EXERCISE REQUIREMENTS:
Take the line containing "Extract the structured" through the last line of the data and retype those lines exactly. Pictures do not belong in the copy.

Start TASK INPUT

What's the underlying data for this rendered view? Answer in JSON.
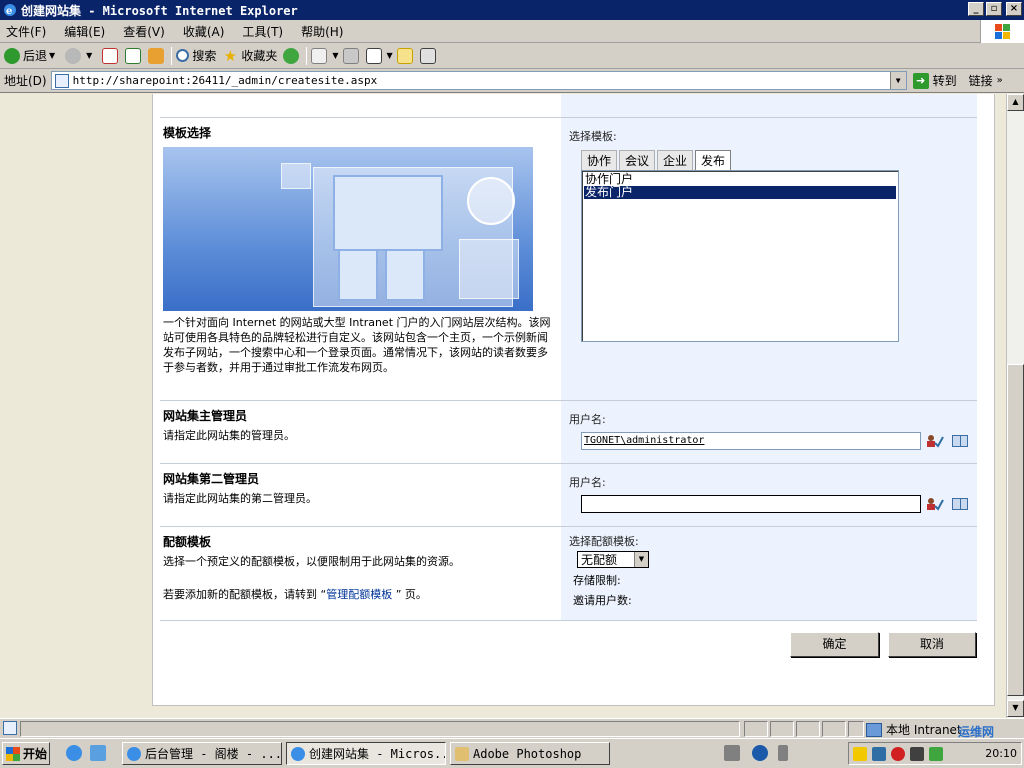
{
  "window": {
    "title": "创建网站集 - Microsoft Internet Explorer",
    "minimize": "_",
    "maximize": "▫",
    "close": "×"
  },
  "menu": [
    "文件(F)",
    "编辑(E)",
    "查看(V)",
    "收藏(A)",
    "工具(T)",
    "帮助(H)"
  ],
  "toolbar": {
    "back": "后退",
    "search": "搜索",
    "favorites": "收藏夹"
  },
  "address": {
    "label": "地址(D)",
    "url": "http://sharepoint:26411/_admin/createsite.aspx",
    "go": "转到",
    "links": "链接"
  },
  "template_section": {
    "title": "模板选择",
    "description": "一个针对面向 Internet 的网站或大型 Intranet 门户的入门网站层次结构。该网站可使用各具特色的品牌轻松进行自定义。该网站包含一个主页，一个示例新闻发布子网站，一个搜索中心和一个登录页面。通常情况下，该网站的读者数要多于参与者数，并用于通过审批工作流发布网页。",
    "select_label": "选择模板:",
    "tabs": [
      "协作",
      "会议",
      "企业",
      "发布"
    ],
    "active_tab": "发布",
    "options": [
      "协作门户",
      "发布门户"
    ],
    "selected_option": "发布门户"
  },
  "primary_admin": {
    "title": "网站集主管理员",
    "description": "请指定此网站集的管理员。",
    "label": "用户名:",
    "value": "TGONET\\administrator"
  },
  "secondary_admin": {
    "title": "网站集第二管理员",
    "description": "请指定此网站集的第二管理员。",
    "label": "用户名:",
    "value": ""
  },
  "quota": {
    "title": "配额模板",
    "description": "选择一个预定义的配额模板，以便限制用于此网站集的资源。",
    "add_prefix": "若要添加新的配额模板，请转到 “",
    "add_link": "管理配额模板",
    "add_suffix": " ” 页。",
    "select_label": "选择配额模板:",
    "selected": "无配额",
    "storage_limit": "存储限制:",
    "invited_users": "邀请用户数:"
  },
  "buttons": {
    "ok": "确定",
    "cancel": "取消"
  },
  "statusbar": {
    "zone": "本地 Intranet"
  },
  "taskbar": {
    "start": "开始",
    "tasks": [
      "后台管理 - 阁楼 - ...",
      "创建网站集 - Micros...",
      "Adobe Photoshop"
    ],
    "clock": "20:10"
  },
  "watermark": "运维网"
}
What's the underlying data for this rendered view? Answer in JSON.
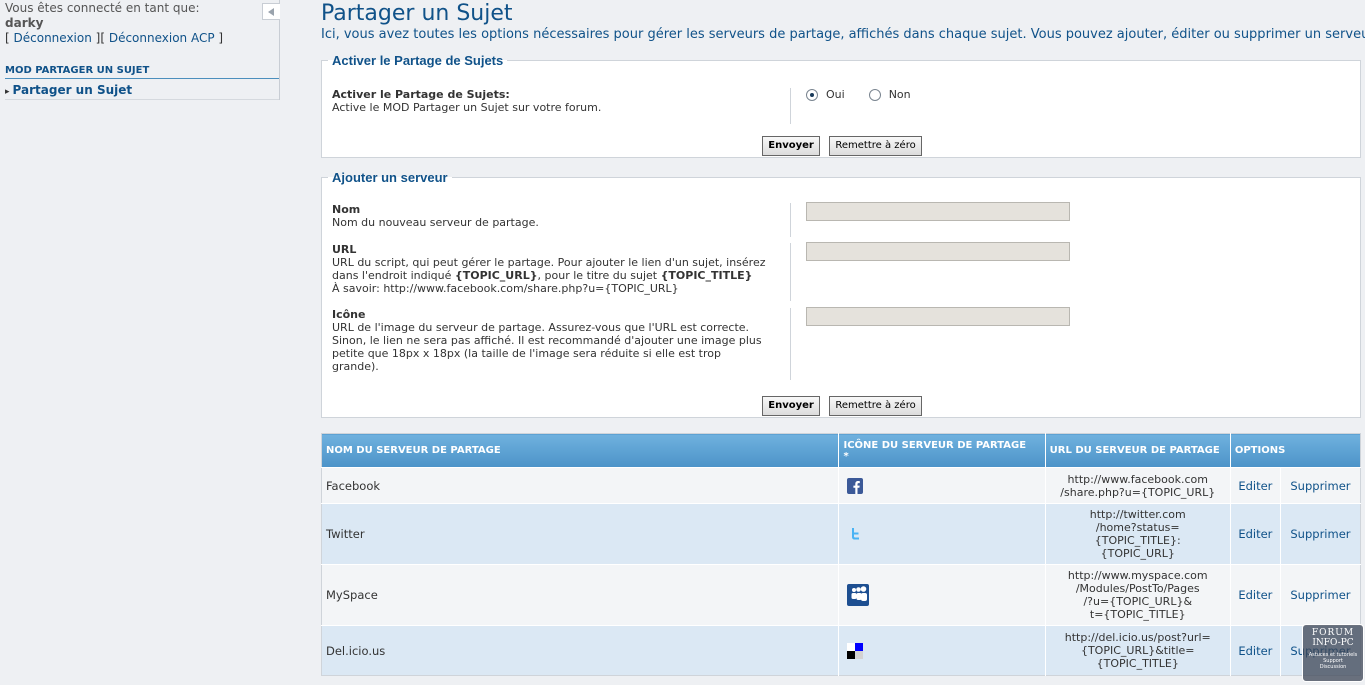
{
  "sidebar": {
    "connected_label": "Vous êtes connecté en tant que:",
    "username": "darky",
    "logout": "Déconnexion",
    "logout_acp": "Déconnexion ACP",
    "section_title": "MOD PARTAGER UN SUJET",
    "active_item": "Partager un Sujet"
  },
  "page": {
    "title": "Partager un Sujet",
    "intro": "Ici, vous avez toutes les options nécessaires pour gérer les serveurs de partage, affichés dans chaque sujet. Vous pouvez ajouter, éditer ou supprimer un serveur."
  },
  "activate": {
    "legend": "Activer le Partage de Sujets",
    "label": "Activer le Partage de Sujets:",
    "desc": "Active le MOD Partager un Sujet sur votre forum.",
    "option_yes": "Oui",
    "option_no": "Non",
    "selected": "Oui",
    "submit": "Envoyer",
    "reset": "Remettre à zéro"
  },
  "add_server": {
    "legend": "Ajouter un serveur",
    "name_label": "Nom",
    "name_desc": "Nom du nouveau serveur de partage.",
    "name_value": "",
    "url_label": "URL",
    "url_desc_1": "URL du script, qui peut gérer le partage. Pour ajouter le lien d'un sujet, insérez",
    "url_desc_2a": "dans l'endroit indiqué ",
    "url_token_1": "{TOPIC_URL}",
    "url_desc_2b": ", pour le titre du sujet ",
    "url_token_2": "{TOPIC_TITLE}",
    "url_desc_3": "À savoir: http://www.facebook.com/share.php?u={TOPIC_URL}",
    "url_value": "",
    "icon_label": "Icône",
    "icon_desc_1": "URL de l'image du serveur de partage. Assurez-vous que l'URL est correcte.",
    "icon_desc_2": "Sinon, le lien ne sera pas affiché. Il est recommandé d'ajouter une image plus",
    "icon_desc_3": "petite que 18px x 18px (la taille de l'image sera réduite si elle est trop",
    "icon_desc_4": "grande).",
    "icon_value": "",
    "submit": "Envoyer",
    "reset": "Remettre à zéro"
  },
  "table": {
    "headers": {
      "name": "NOM DU SERVEUR DE PARTAGE",
      "icon": "ICÔNE DU SERVEUR DE PARTAGE",
      "icon_note": "*",
      "url": "URL DU SERVEUR DE PARTAGE",
      "options": "OPTIONS"
    },
    "rows": [
      {
        "name": "Facebook",
        "icon": "facebook-icon",
        "url": [
          "http://www.facebook.com",
          "/share.php?u={TOPIC_URL}"
        ],
        "edit": "Editer",
        "delete": "Supprimer"
      },
      {
        "name": "Twitter",
        "icon": "twitter-icon",
        "url": [
          "http://twitter.com",
          "/home?status=",
          "{TOPIC_TITLE}:",
          "{TOPIC_URL}"
        ],
        "edit": "Editer",
        "delete": "Supprimer"
      },
      {
        "name": "MySpace",
        "icon": "myspace-icon",
        "url": [
          "http://www.myspace.com",
          "/Modules/PostTo/Pages",
          "/?u={TOPIC_URL}&",
          "t={TOPIC_TITLE}"
        ],
        "edit": "Editer",
        "delete": "Supprimer"
      },
      {
        "name": "Del.icio.us",
        "icon": "delicious-icon",
        "url": [
          "http://del.icio.us/post?url=",
          "{TOPIC_URL}&title=",
          "{TOPIC_TITLE}"
        ],
        "edit": "Editer",
        "delete": "Supprimer"
      }
    ]
  },
  "watermark": {
    "line1": "FORUM",
    "line2": "INFO-PC",
    "line3": "Astuces et tutoriels",
    "line4": "Support",
    "line5": "Discussion"
  },
  "colors": {
    "accent": "#105289",
    "table_header": "#5ba3d6",
    "row_alt": "#dbe8f4"
  }
}
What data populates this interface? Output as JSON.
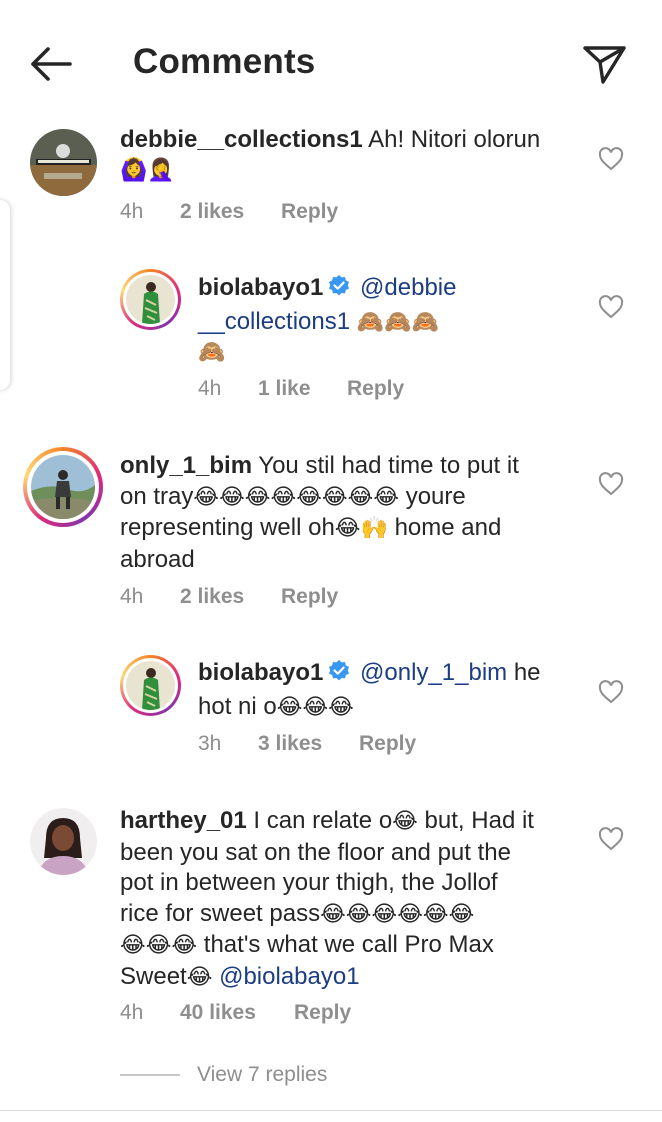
{
  "header": {
    "title": "Comments",
    "back_icon": "arrow-left-icon",
    "send_icon": "paper-plane-icon"
  },
  "colors": {
    "text": "#262626",
    "muted": "#8e8e8e",
    "mention": "#1c3d82",
    "verified": "#3897f0"
  },
  "comments": [
    {
      "username": "debbie__collections1",
      "text": "Ah! Nitori olorun",
      "emoji_line": "🙆‍♀️🤦‍♀️",
      "time": "4h",
      "likes": "2 likes",
      "reply": "Reply"
    },
    {
      "username": "biolabayo1",
      "mention": "@debbie",
      "line2_mention": "__collections1",
      "line2_emoji": "🙈🙈🙈",
      "line3_emoji": "🙈",
      "time": "4h",
      "likes": "1 like",
      "reply": "Reply"
    },
    {
      "username": "only_1_bim",
      "line1_text": "You stil had time to put it",
      "line2_text_a": "on tray",
      "line2_emoji": "😂😂😂😂😂😂😂😂",
      "line2_text_b": " youre",
      "line3_text_a": "representing well oh",
      "line3_emoji": "😂🙌",
      "line3_text_b": " home and",
      "line4_text": "abroad",
      "time": "4h",
      "likes": "2 likes",
      "reply": "Reply"
    },
    {
      "username": "biolabayo1",
      "mention": "@only_1_bim",
      "line1_text": " he",
      "line2_text": "hot ni o",
      "line2_emoji": "😂😂😂",
      "time": "3h",
      "likes": "3 likes",
      "reply": "Reply"
    },
    {
      "username": "harthey_01",
      "line1_text_a": "I can relate o",
      "line1_emoji": "😂",
      "line1_text_b": " but, Had it",
      "line2_text": "been you sat on the floor and put the",
      "line3_text": "pot in between your thigh, the Jollof",
      "line4_text": "rice for sweet pass",
      "line4_emoji": "😂😂😂😂😂😂",
      "line5_emoji": "😂😂😂",
      "line5_text": " that's what we call Pro Max",
      "line6_text": "Sweet",
      "line6_emoji": "😂",
      "line6_mention": " @biolabayo1",
      "time": "4h",
      "likes": "40 likes",
      "reply": "Reply"
    }
  ],
  "view_replies": "View 7 replies"
}
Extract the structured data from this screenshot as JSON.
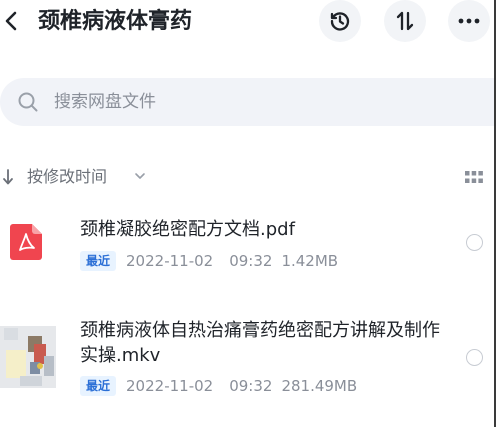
{
  "header": {
    "back_icon": "chevron-left-icon",
    "title": "颈椎病液体膏药",
    "actions": [
      {
        "icon": "history-icon"
      },
      {
        "icon": "sort-arrows-icon"
      },
      {
        "icon": "more-icon"
      }
    ]
  },
  "search": {
    "icon": "search-icon",
    "placeholder": "搜索网盘文件",
    "value": ""
  },
  "sort": {
    "icon": "arrow-down-icon",
    "label": "按修改时间",
    "caret_icon": "chevron-down-icon",
    "view_icon": "grid-view-icon"
  },
  "files": [
    {
      "icon": "pdf-file-icon",
      "name": "颈椎凝胶绝密配方文档.pdf",
      "badge": "最近",
      "date": "2022-11-02",
      "time": "09:32",
      "size": "1.42MB",
      "selected": false
    },
    {
      "icon": "video-thumbnail",
      "name": "颈椎病液体自热治痛膏药绝密配方讲解及制作实操.mkv",
      "badge": "最近",
      "date": "2022-11-02",
      "time": "09:32",
      "size": "281.49MB",
      "selected": false
    }
  ],
  "colors": {
    "pdf_red": "#f0454f",
    "badge_bg": "#e8f3ff",
    "badge_text": "#2b6fd6",
    "search_bg": "#f1f3f8",
    "meta_gray": "#8a8f99"
  }
}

End TASK INPUT

ANSWER BELOW:
Extract the structured data from this screenshot as JSON.
{
  "header": {
    "back_icon": "chevron-left-icon",
    "title": "颈椎病液体膏药",
    "actions": [
      {
        "icon": "history-icon"
      },
      {
        "icon": "sort-arrows-icon"
      },
      {
        "icon": "more-icon"
      }
    ]
  },
  "search": {
    "icon": "search-icon",
    "placeholder": "搜索网盘文件",
    "value": ""
  },
  "sort": {
    "icon": "arrow-down-icon",
    "label": "按修改时间",
    "caret_icon": "chevron-down-icon",
    "view_icon": "grid-view-icon"
  },
  "files": [
    {
      "icon": "pdf-file-icon",
      "name": "颈椎凝胶绝密配方文档.pdf",
      "badge": "最近",
      "date": "2022-11-02",
      "time": "09:32",
      "size": "1.42MB",
      "selected": false
    },
    {
      "icon": "video-thumbnail",
      "name": "颈椎病液体自热治痛膏药绝密配方讲解及制作实操.mkv",
      "badge": "最近",
      "date": "2022-11-02",
      "time": "09:32",
      "size": "281.49MB",
      "selected": false
    }
  ],
  "colors": {
    "pdf_red": "#f0454f",
    "badge_bg": "#e8f3ff",
    "badge_text": "#2b6fd6",
    "search_bg": "#f1f3f8",
    "meta_gray": "#8a8f99"
  }
}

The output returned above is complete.